WHAT NEEDS TO BE DONE
Pull out every row below that contains the word "pressure".

SOURCE DATA
....
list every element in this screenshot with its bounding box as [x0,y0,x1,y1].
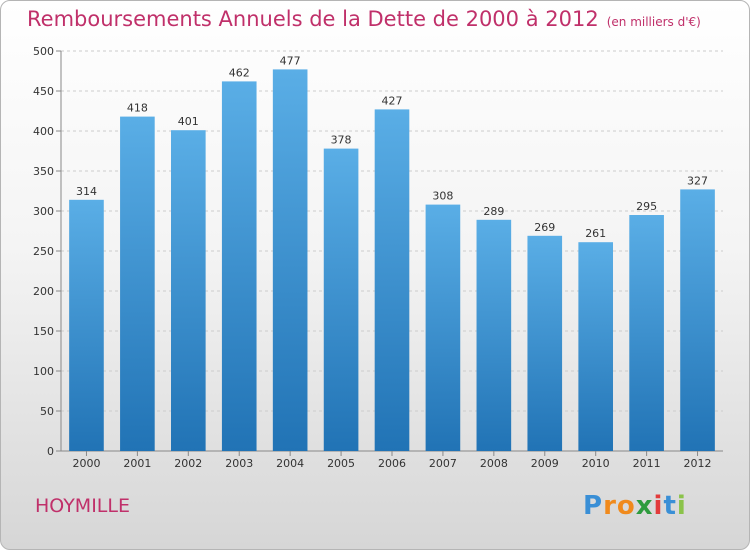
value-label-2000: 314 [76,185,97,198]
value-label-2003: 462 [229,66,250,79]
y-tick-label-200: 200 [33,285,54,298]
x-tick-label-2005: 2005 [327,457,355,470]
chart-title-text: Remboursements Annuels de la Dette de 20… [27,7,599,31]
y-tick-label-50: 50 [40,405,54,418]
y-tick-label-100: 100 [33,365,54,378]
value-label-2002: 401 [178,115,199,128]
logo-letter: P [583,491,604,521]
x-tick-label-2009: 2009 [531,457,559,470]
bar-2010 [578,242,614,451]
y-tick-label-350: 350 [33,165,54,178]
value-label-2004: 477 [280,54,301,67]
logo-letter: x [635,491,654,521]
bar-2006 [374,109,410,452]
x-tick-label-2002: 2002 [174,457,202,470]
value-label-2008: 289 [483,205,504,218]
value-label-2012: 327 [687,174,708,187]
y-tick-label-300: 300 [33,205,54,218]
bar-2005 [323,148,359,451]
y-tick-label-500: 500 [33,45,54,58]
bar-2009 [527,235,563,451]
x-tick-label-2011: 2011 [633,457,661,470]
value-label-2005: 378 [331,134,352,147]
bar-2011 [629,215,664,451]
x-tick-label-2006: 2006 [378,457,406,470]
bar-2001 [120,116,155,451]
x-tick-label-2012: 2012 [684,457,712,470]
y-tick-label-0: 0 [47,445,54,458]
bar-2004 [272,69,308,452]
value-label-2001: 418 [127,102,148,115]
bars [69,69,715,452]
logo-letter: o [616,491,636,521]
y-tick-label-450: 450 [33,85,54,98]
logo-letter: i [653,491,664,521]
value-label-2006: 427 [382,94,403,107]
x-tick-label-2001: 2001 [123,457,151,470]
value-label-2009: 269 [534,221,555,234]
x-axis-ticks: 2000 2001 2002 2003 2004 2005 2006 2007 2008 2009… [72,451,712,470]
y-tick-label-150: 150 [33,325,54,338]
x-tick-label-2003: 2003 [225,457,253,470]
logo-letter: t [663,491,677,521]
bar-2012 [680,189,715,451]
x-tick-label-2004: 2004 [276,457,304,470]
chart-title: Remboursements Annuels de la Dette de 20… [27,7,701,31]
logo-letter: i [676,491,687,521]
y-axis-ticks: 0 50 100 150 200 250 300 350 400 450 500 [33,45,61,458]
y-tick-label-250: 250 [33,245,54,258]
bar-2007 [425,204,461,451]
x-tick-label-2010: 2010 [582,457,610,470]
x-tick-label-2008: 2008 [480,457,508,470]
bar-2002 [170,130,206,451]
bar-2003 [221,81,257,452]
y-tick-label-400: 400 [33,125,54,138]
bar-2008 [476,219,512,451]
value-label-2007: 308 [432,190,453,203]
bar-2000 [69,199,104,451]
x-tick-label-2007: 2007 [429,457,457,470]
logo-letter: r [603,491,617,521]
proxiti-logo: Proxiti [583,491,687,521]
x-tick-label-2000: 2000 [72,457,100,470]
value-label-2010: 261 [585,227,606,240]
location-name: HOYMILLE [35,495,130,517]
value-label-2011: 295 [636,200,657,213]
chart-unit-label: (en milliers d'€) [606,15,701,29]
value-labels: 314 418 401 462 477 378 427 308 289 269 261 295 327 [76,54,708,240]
....
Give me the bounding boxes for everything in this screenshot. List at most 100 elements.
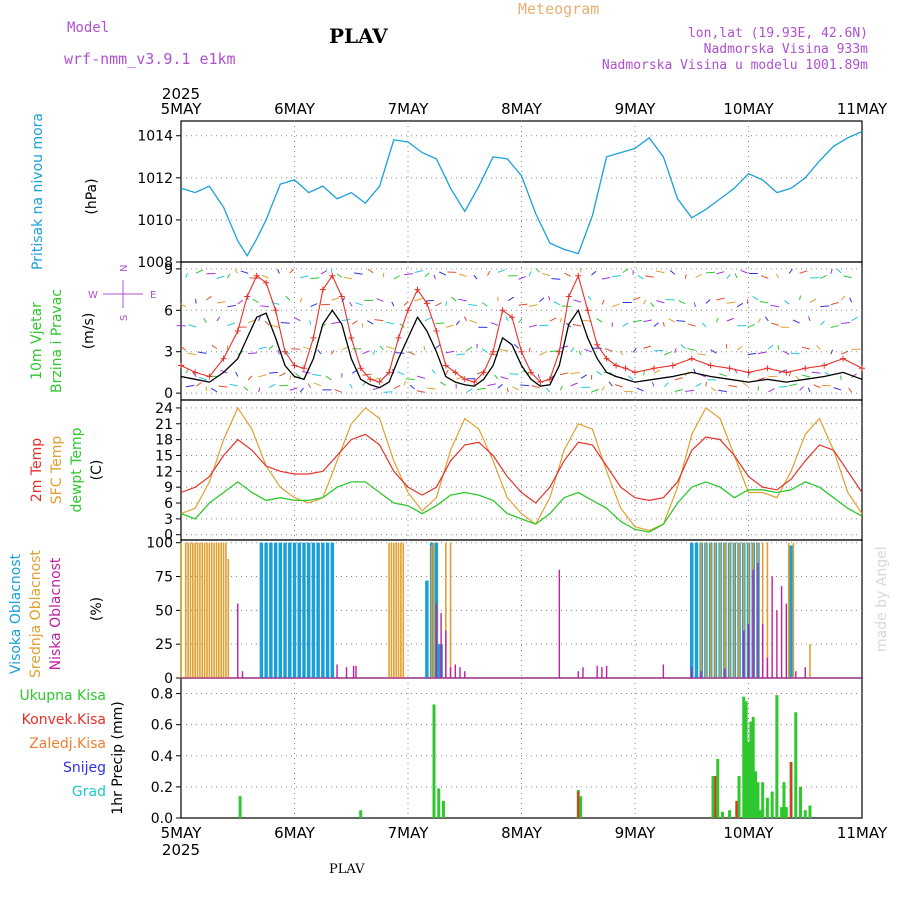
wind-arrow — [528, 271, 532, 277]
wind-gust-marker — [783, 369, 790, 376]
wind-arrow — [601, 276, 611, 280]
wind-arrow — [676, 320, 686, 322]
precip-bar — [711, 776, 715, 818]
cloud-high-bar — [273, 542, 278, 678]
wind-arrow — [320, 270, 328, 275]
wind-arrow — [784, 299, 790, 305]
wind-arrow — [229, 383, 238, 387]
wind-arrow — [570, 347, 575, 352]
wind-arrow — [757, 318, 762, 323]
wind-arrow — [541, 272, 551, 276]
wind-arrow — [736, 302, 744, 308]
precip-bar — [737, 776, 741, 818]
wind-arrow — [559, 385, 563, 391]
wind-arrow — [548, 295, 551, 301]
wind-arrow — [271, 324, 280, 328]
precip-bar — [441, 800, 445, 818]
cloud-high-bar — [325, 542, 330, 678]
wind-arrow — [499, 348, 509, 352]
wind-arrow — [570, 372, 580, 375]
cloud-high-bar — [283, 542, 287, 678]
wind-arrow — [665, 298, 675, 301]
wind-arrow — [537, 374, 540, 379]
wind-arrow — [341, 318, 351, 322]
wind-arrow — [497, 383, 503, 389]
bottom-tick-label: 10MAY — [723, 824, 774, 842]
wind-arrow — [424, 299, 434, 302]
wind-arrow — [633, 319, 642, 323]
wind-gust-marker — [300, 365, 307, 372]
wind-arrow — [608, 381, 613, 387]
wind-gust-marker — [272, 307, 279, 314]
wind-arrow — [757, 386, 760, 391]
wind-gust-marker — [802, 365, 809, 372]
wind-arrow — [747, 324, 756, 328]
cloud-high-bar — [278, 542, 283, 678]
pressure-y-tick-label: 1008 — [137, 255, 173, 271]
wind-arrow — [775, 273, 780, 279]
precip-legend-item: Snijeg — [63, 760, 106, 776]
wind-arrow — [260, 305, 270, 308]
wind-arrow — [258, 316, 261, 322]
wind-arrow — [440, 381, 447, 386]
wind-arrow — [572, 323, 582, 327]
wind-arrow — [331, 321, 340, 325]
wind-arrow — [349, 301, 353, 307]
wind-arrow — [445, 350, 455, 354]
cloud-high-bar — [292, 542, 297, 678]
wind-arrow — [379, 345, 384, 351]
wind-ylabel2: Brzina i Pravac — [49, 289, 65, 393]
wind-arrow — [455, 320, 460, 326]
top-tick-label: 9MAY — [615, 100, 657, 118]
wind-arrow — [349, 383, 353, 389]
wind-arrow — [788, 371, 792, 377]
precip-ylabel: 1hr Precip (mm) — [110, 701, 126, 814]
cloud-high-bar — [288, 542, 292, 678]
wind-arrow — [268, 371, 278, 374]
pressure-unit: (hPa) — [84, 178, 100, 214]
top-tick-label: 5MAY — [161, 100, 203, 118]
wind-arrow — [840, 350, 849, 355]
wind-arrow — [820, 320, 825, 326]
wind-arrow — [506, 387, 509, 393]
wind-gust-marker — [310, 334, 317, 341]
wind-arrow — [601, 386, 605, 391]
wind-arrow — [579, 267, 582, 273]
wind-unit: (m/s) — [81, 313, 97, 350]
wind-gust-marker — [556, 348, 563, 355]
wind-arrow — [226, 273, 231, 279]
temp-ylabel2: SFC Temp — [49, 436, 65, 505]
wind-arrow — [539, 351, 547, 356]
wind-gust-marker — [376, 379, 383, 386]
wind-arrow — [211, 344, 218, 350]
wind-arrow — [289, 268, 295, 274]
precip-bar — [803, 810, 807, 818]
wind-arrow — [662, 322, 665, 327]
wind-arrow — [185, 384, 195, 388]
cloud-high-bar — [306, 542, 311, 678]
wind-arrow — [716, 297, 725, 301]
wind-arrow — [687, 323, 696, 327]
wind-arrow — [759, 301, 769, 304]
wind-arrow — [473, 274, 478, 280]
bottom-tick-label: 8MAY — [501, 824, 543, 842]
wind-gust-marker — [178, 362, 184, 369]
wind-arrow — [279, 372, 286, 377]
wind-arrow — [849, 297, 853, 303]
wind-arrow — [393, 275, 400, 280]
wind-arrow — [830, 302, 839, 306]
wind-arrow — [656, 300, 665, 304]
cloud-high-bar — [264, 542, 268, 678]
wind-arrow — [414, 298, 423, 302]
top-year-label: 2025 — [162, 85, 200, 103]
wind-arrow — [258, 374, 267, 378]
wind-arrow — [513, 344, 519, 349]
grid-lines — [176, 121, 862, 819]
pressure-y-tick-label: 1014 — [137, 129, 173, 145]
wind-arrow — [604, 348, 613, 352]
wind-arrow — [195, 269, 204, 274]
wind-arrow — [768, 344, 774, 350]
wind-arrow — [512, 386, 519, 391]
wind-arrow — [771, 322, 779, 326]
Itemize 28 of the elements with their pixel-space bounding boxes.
....
FINISHED TASK
pressure-y-tick-label: 1008 — [137, 255, 173, 271]
pressure-unit: (hPa) — [84, 178, 100, 214]
pressure-y-tick-label: 1014 — [137, 129, 173, 145]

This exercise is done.